* [EXERCISE] In the listing below, find every line containing "covered" and copy it out.
[start RECORD SET]
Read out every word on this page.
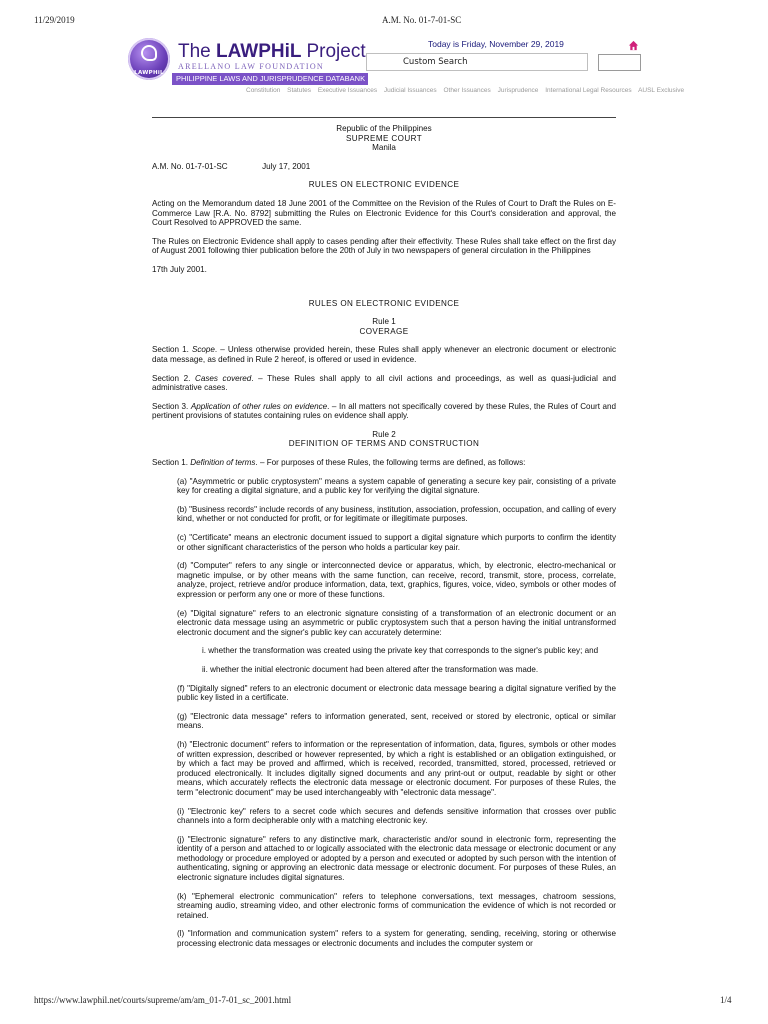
11/29/2019	A.M. No. 01-7-01-SC
LAWPHiL
The LAWPHiL Project
ARELLANO LAW FOUNDATION
PHILIPPINE LAWS AND JURISPRUDENCE DATABANK
Today is Friday, November 29, 2019
Custom Search
Constitution Statutes Executive Issuances Judicial Issuances Other Issuances Jurisprudence International Legal Resources AUSL Exclusive
Republic of the Philippines
SUPREME COURT
Manila
A.M. No. 01-7-01-SC	July 17, 2001
RULES ON ELECTRONIC EVIDENCE

Acting on the Memorandum dated 18 June 2001 of the Committee on the Revision of the Rules of Court to Draft the Rules on E-Commerce Law [R.A. No. 8792] submitting the Rules on Electronic Evidence for this Court's consideration and approval, the Court Resolved to APPROVED the same.

The Rules on Electronic Evidence shall apply to cases pending after their effectivity. These Rules shall take effect on the first day of August 2001 following thier publication before the 20th of July in two newspapers of general circulation in the Philippines

17th July 2001.

RULES ON ELECTRONIC EVIDENCE
Rule 1
COVERAGE

Section 1. Scope. – Unless otherwise provided herein, these Rules shall apply whenever an electronic document or electronic data message, as defined in Rule 2 hereof, is offered or used in evidence.

Section 2. Cases covered. – These Rules shall apply to all civil actions and proceedings, as well as quasi-judicial and administrative cases.

Section 3. Application of other rules on evidence. – In all matters not specifically covered by these Rules, the Rules of Court and pertinent provisions of statutes containing rules on evidence shall apply.

Rule 2
DEFINITION OF TERMS AND CONSTRUCTION

Section 1. Definition of terms. – For purposes of these Rules, the following terms are defined, as follows:

(a) "Asymmetric or public cryptosystem" means a system capable of generating a secure key pair, consisting of a private key for creating a digital signature, and a public key for verifying the digital signature.

(b) "Business records" include records of any business, institution, association, profession, occupation, and calling of every kind, whether or not conducted for profit, or for legitimate or illegitimate purposes.

(c) "Certificate" means an electronic document issued to support a digital signature which purports to confirm the identity or other significant characteristics of the person who holds a particular key pair.

(d) "Computer" refers to any single or interconnected device or apparatus, which, by electronic, electro-mechanical or magnetic impulse, or by other means with the same function, can receive, record, transmit, store, process, correlate, analyze, project, retrieve and/or produce information, data, text, graphics, figures, voice, video, symbols or other modes of expression or perform any one or more of these functions.

(e) "Digital signature" refers to an electronic signature consisting of a transformation of an electronic document or an electronic data message using an asymmetric or public cryptosystem such that a person having the initial untransformed electronic document and the signer's public key can accurately determine:

i. whether the transformation was created using the private key that corresponds to the signer's public key; and

ii. whether the initial electronic document had been altered after the transformation was made.

(f) "Digitally signed" refers to an electronic document or electronic data message bearing a digital signature verified by the public key listed in a certificate.

(g) "Electronic data message" refers to information generated, sent, received or stored by electronic, optical or similar means.

(h) "Electronic document" refers to information or the representation of information, data, figures, symbols or other modes of written expression, described or however represented, by which a right is established or an obligation extinguished, or by which a fact may be proved and affirmed, which is received, recorded, transmitted, stored, processed, retrieved or produced electronically. It includes digitally signed documents and any print-out or output, readable by sight or other means, which accurately reflects the electronic data message or electronic document. For purposes of these Rules, the term "electronic document" may be used interchangeably with "electronic data message".

(i) "Electronic key" refers to a secret code which secures and defends sensitive information that crosses over public channels into a form decipherable only with a matching electronic key.

(j) "Electronic signature" refers to any distinctive mark, characteristic and/or sound in electronic form, representing the identity of a person and attached to or logically associated with the electronic data message or electronic document or any methodology or procedure employed or adopted by a person and executed or adopted by such person with the intention of authenticating, signing or approving an electronic data message or electronic document. For purposes of these Rules, an electronic signature includes digital signatures.

(k) "Ephemeral electronic communication" refers to telephone conversations, text messages, chatroom sessions, streaming audio, streaming video, and other electronic forms of communication the evidence of which is not recorded or retained.

(l) "Information and communication system" refers to a system for generating, sending, receiving, storing or otherwise processing electronic data messages or electronic documents and includes the computer system or

https://www.lawphil.net/courts/supreme/am/am_01-7-01_sc_2001.html	1/4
[end RECORD SET]
* [RESPONSE TO THE EXERCISE]
Section 2. Cases covered. – These Rules shall apply to all civil actions and proceedings, as well as quasi-judicial and administrative cases.
Section 3. Application of other rules on evidence. – In all matters not specifically covered by these Rules, the Rules of Court and pertinent provisions of statutes containing rules on evidence shall apply.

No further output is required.